#### YOUR GOAL
Write out every line of the material exactly as it appears.

>> Begin

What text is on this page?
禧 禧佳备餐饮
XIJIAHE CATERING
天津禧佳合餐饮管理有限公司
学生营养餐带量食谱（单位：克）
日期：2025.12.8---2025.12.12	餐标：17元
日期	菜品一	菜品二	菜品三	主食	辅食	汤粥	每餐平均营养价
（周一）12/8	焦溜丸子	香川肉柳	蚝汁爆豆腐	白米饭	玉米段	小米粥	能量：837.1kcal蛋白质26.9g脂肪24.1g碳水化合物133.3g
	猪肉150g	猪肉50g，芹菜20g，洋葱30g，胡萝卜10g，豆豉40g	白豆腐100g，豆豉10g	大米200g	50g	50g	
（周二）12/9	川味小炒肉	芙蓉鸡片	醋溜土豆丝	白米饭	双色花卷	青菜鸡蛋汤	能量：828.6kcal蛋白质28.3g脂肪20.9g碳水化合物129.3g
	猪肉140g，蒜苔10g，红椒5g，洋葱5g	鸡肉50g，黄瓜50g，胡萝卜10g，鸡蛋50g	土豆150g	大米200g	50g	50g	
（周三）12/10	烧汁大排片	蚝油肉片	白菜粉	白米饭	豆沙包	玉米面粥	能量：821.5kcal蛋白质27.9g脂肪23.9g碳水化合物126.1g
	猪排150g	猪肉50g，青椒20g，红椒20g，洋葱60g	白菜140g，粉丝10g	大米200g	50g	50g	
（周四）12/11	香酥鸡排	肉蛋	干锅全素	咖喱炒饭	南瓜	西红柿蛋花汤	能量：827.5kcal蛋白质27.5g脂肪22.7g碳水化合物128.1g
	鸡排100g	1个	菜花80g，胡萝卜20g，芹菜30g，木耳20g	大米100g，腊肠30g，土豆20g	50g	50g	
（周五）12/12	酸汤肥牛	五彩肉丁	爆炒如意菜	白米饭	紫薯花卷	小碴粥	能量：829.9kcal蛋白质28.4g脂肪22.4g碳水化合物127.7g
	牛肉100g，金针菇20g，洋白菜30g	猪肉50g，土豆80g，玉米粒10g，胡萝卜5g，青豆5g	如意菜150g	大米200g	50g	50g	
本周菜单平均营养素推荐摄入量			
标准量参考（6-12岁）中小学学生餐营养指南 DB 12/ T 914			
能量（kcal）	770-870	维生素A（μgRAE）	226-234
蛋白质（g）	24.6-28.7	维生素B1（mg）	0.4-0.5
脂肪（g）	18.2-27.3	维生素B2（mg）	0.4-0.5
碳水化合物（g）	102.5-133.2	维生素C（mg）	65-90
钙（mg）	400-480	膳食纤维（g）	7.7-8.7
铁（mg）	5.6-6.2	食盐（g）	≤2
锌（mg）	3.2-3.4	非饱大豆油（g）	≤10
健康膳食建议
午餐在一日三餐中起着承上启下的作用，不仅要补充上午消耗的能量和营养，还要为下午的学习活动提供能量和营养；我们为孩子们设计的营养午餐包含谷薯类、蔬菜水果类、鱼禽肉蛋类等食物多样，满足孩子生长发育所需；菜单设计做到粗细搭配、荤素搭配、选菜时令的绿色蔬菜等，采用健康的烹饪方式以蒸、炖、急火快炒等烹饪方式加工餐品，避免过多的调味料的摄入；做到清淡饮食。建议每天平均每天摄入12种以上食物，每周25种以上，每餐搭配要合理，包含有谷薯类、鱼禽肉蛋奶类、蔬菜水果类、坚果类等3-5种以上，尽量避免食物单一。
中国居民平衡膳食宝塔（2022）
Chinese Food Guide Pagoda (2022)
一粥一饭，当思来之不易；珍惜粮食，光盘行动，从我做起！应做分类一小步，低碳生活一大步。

>> End

#### RESULT
What text is on this page?
禧 禧佳备餐饮
XIJIAHE CATERING
天津禧佳合餐饮管理有限公司
学生营养餐带量食谱（单位：克）
日期：2025.12.8---2025.12.12	餐标：17元
日期	菜品一	菜品二	菜品三	主食	辅食	汤粥	每餐平均营养价
（周一）12/8	焦溜丸子	香川肉柳	蚝汁爆豆腐	白米饭	玉米段	小米粥	能量：837.1kcal蛋白质26.9g脂肪24.1g碳水化合物133.3g
	猪肉150g	猪肉50g，芹菜20g，洋葱30g，胡萝卜10g，豆豉40g	白豆腐100g，豆豉10g	大米200g	50g	50g	
（周二）12/9	川味小炒肉	芙蓉鸡片	醋溜土豆丝	白米饭	双色花卷	青菜鸡蛋汤	能量：828.6kcal蛋白质28.3g脂肪20.9g碳水化合物129.3g
	猪肉140g，蒜苔10g，红椒5g，洋葱5g	鸡肉50g，黄瓜50g，胡萝卜10g，鸡蛋50g	土豆150g	大米200g	50g	50g	
（周三）12/10	烧汁大排片	蚝油肉片	白菜粉	白米饭	豆沙包	玉米面粥	能量：821.5kcal蛋白质27.9g脂肪23.9g碳水化合物126.1g
	猪排150g	猪肉50g，青椒20g，红椒20g，洋葱60g	白菜140g，粉丝10g	大米200g	50g	50g	
（周四）12/11	香酥鸡排	肉蛋	干锅全素	咖喱炒饭	南瓜	西红柿蛋花汤	能量：827.5kcal蛋白质27.5g脂肪22.7g碳水化合物128.1g
	鸡排100g	1个	菜花80g，胡萝卜20g，芹菜30g，木耳20g	大米100g，腊肠30g，土豆20g	50g	50g	
（周五）12/12	酸汤肥牛	五彩肉丁	爆炒如意菜	白米饭	紫薯花卷	小碴粥	能量：829.9kcal蛋白质28.4g脂肪22.4g碳水化合物127.7g
	牛肉100g，金针菇20g，洋白菜30g	猪肉50g，土豆80g，玉米粒10g，胡萝卜5g，青豆5g	如意菜150g	大米200g	50g	50g	
本周菜单平均营养素推荐摄入量			
标准量参考（6-12岁）中小学学生餐营养指南 DB 12/ T 914			
能量（kcal）	770-870	维生素A（μgRAE）	226-234
蛋白质（g）	24.6-28.7	维生素B1（mg）	0.4-0.5
脂肪（g）	18.2-27.3	维生素B2（mg）	0.4-0.5
碳水化合物（g）	102.5-133.2	维生素C（mg）	65-90
钙（mg）	400-480	膳食纤维（g）	7.7-8.7
铁（mg）	5.6-6.2	食盐（g）	≤2
锌（mg）	3.2-3.4	非饱大豆油（g）	≤10
健康膳食建议
午餐在一日三餐中起着承上启下的作用，不仅要补充上午消耗的能量和营养，还要为下午的学习活动提供能量和营养；我们为孩子们设计的营养午餐包含谷薯类、蔬菜水果类、鱼禽肉蛋类等食物多样，满足孩子生长发育所需；菜单设计做到粗细搭配、荤素搭配、选菜时令的绿色蔬菜等，采用健康的烹饪方式以蒸、炖、急火快炒等烹饪方式加工餐品，避免过多的调味料的摄入；做到清淡饮食。建议每天平均每天摄入12种以上食物，每周25种以上，每餐搭配要合理，包含有谷薯类、鱼禽肉蛋奶类、蔬菜水果类、坚果类等3-5种以上，尽量避免食物单一。
中国居民平衡膳食宝塔（2022）
Chinese Food Guide Pagoda (2022)
一粥一饭，当思来之不易；珍惜粮食，光盘行动，从我做起！应做分类一小步，低碳生活一大步。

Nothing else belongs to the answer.